Collected data:
----------
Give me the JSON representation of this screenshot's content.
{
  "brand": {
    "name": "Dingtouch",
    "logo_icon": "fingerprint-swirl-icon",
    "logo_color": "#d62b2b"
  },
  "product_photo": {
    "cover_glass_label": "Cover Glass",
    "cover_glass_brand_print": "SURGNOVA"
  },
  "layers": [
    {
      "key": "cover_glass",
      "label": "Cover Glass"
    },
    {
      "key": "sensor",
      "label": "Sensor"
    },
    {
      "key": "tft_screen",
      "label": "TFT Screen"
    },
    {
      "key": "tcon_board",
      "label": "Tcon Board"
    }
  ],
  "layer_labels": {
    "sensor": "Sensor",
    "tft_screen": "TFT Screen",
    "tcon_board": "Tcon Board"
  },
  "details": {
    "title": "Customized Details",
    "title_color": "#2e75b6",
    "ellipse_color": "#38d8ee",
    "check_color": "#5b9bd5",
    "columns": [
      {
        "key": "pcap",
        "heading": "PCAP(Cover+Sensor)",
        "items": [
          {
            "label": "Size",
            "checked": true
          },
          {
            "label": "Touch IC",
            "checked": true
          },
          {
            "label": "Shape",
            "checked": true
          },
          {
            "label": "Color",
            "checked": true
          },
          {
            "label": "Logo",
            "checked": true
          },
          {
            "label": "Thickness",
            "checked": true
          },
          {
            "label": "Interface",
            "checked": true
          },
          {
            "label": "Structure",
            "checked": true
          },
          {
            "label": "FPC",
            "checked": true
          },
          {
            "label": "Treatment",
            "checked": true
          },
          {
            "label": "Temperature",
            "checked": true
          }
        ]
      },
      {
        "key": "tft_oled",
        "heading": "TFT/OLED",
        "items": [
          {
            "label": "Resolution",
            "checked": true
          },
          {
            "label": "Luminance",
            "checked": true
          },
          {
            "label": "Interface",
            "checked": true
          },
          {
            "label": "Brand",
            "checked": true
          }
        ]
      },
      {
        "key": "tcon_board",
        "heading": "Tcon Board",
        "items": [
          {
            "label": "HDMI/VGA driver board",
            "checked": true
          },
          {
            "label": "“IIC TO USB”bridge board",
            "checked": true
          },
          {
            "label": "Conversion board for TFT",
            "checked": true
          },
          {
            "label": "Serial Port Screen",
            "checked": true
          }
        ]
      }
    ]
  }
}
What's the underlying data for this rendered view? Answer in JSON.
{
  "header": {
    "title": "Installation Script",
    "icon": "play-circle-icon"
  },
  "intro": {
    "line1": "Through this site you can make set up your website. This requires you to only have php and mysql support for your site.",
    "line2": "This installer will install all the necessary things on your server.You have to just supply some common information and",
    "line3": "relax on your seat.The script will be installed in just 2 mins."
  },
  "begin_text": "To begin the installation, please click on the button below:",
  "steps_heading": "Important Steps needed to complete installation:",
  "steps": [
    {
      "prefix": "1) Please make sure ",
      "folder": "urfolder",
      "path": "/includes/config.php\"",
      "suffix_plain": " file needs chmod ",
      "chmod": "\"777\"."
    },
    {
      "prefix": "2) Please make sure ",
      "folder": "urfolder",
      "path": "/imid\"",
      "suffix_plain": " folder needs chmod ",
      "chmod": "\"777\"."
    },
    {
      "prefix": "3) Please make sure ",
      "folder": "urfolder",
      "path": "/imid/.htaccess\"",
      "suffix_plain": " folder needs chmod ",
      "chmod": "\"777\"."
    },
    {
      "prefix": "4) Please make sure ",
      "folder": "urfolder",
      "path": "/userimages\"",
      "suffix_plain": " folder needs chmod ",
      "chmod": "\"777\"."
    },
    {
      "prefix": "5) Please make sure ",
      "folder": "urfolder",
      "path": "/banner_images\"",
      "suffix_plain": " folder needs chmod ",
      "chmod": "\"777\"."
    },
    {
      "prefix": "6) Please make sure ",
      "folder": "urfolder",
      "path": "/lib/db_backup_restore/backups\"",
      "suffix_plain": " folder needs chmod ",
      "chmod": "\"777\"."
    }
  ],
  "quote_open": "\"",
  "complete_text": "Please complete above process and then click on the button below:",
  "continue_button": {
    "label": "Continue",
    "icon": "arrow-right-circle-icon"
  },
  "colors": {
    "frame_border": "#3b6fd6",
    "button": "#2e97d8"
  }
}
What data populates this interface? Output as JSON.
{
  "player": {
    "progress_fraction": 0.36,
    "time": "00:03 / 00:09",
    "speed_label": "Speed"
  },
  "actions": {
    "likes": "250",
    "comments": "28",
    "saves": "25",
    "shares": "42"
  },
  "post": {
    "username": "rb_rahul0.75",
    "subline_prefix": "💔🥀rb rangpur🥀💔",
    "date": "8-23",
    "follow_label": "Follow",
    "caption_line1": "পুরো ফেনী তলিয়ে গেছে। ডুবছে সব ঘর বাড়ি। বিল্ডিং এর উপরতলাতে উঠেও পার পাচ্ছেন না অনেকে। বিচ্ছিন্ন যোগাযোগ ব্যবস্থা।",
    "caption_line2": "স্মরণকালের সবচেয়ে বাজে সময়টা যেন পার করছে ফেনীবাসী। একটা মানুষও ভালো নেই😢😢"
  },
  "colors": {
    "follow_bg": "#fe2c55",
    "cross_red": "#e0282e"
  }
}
----------
• _TO DO_: Repeat each record exactly. Omit nothing.

• _RESPONSE_:
Give me the JSON representation of this screenshot's content.
{
  "brand": {
    "name": "Dingtouch",
    "logo_icon": "fingerprint-swirl-icon",
    "logo_color": "#d62b2b"
  },
  "product_photo": {
    "cover_glass_label": "Cover Glass",
    "cover_glass_brand_print": "SURGNOVA"
  },
  "layers": [
    {
      "key": "cover_glass",
      "label": "Cover Glass"
    },
    {
      "key": "sensor",
      "label": "Sensor"
    },
    {
      "key": "tft_screen",
      "label": "TFT Screen"
    },
    {
      "key": "tcon_board",
      "label": "Tcon Board"
    }
  ],
  "layer_labels": {
    "sensor": "Sensor",
    "tft_screen": "TFT Screen",
    "tcon_board": "Tcon Board"
  },
  "details": {
    "title": "Customized Details",
    "title_color": "#2e75b6",
    "ellipse_color": "#38d8ee",
    "check_color": "#5b9bd5",
    "columns": [
      {
        "key": "pcap",
        "heading": "PCAP(Cover+Sensor)",
        "items": [
          {
            "label": "Size",
            "checked": true
          },
          {
            "label": "Touch IC",
            "checked": true
          },
          {
            "label": "Shape",
            "checked": true
          },
          {
            "label": "Color",
            "checked": true
          },
          {
            "label": "Logo",
            "checked": true
          },
          {
            "label": "Thickness",
            "checked": true
          },
          {
            "label": "Interface",
            "checked": true
          },
          {
            "label": "Structure",
            "checked": true
          },
          {
            "label": "FPC",
            "checked": true
          },
          {
            "label": "Treatment",
            "checked": true
          },
          {
            "label": "Temperature",
            "checked": true
          }
        ]
      },
      {
        "key": "tft_oled",
        "heading": "TFT/OLED",
        "items": [
          {
            "label": "Resolution",
            "checked": true
          },
          {
            "label": "Luminance",
            "checked": true
          },
          {
            "label": "Interface",
            "checked": true
          },
          {
            "label": "Brand",
            "checked": true
          }
        ]
      },
      {
        "key": "tcon_board",
        "heading": "Tcon Board",
        "items": [
          {
            "label": "HDMI/VGA driver board",
            "checked": true
          },
          {
            "label": "“IIC TO USB”bridge board",
            "checked": true
          },
          {
            "label": "Conversion board for TFT",
            "checked": true
          },
          {
            "label": "Serial Port Screen",
            "checked": true
          }
        ]
      }
    ]
  }
}
What's the underlying data for this rendered view? Answer in JSON.
{
  "header": {
    "title": "Installation Script",
    "icon": "play-circle-icon"
  },
  "intro": {
    "line1": "Through this site you can make set up your website. This requires you to only have php and mysql support for your site.",
    "line2": "This installer will install all the necessary things on your server.You have to just supply some common information and",
    "line3": "relax on your seat.The script will be installed in just 2 mins."
  },
  "begin_text": "To begin the installation, please click on the button below:",
  "steps_heading": "Important Steps needed to complete installation:",
  "steps": [
    {
      "prefix": "1) Please make sure ",
      "folder": "urfolder",
      "path": "/includes/config.php\"",
      "suffix_plain": " file needs chmod ",
      "chmod": "\"777\"."
    },
    {
      "prefix": "2) Please make sure ",
      "folder": "urfolder",
      "path": "/imid\"",
      "suffix_plain": " folder needs chmod ",
      "chmod": "\"777\"."
    },
    {
      "prefix": "3) Please make sure ",
      "folder": "urfolder",
      "path": "/imid/.htaccess\"",
      "suffix_plain": " folder needs chmod ",
      "chmod": "\"777\"."
    },
    {
      "prefix": "4) Please make sure ",
      "folder": "urfolder",
      "path": "/userimages\"",
      "suffix_plain": " folder needs chmod ",
      "chmod": "\"777\"."
    },
    {
      "prefix": "5) Please make sure ",
      "folder": "urfolder",
      "path": "/banner_images\"",
      "suffix_plain": " folder needs chmod ",
      "chmod": "\"777\"."
    },
    {
      "prefix": "6) Please make sure ",
      "folder": "urfolder",
      "path": "/lib/db_backup_restore/backups\"",
      "suffix_plain": " folder needs chmod ",
      "chmod": "\"777\"."
    }
  ],
  "quote_open": "\"",
  "complete_text": "Please complete above process and then click on the button below:",
  "continue_button": {
    "label": "Continue",
    "icon": "arrow-right-circle-icon"
  },
  "colors": {
    "frame_border": "#3b6fd6",
    "button": "#2e97d8"
  }
}
What data populates this interface? Output as JSON.
{
  "player": {
    "progress_fraction": 0.36,
    "time": "00:03 / 00:09",
    "speed_label": "Speed"
  },
  "actions": {
    "likes": "250",
    "comments": "28",
    "saves": "25",
    "shares": "42"
  },
  "post": {
    "username": "rb_rahul0.75",
    "subline_prefix": "💔🥀rb rangpur🥀💔",
    "date": "8-23",
    "follow_label": "Follow",
    "caption_line1": "পুরো ফেনী তলিয়ে গেছে। ডুবছে সব ঘর বাড়ি। বিল্ডিং এর উপরতলাতে উঠেও পার পাচ্ছেন না অনেকে। বিচ্ছিন্ন যোগাযোগ ব্যবস্থা।",
    "caption_line2": "স্মরণকালের সবচেয়ে বাজে সময়টা যেন পার করছে ফেনীবাসী। একটা মানুষও ভালো নেই😢😢"
  },
  "colors": {
    "follow_bg": "#fe2c55",
    "cross_red": "#e0282e"
  }
}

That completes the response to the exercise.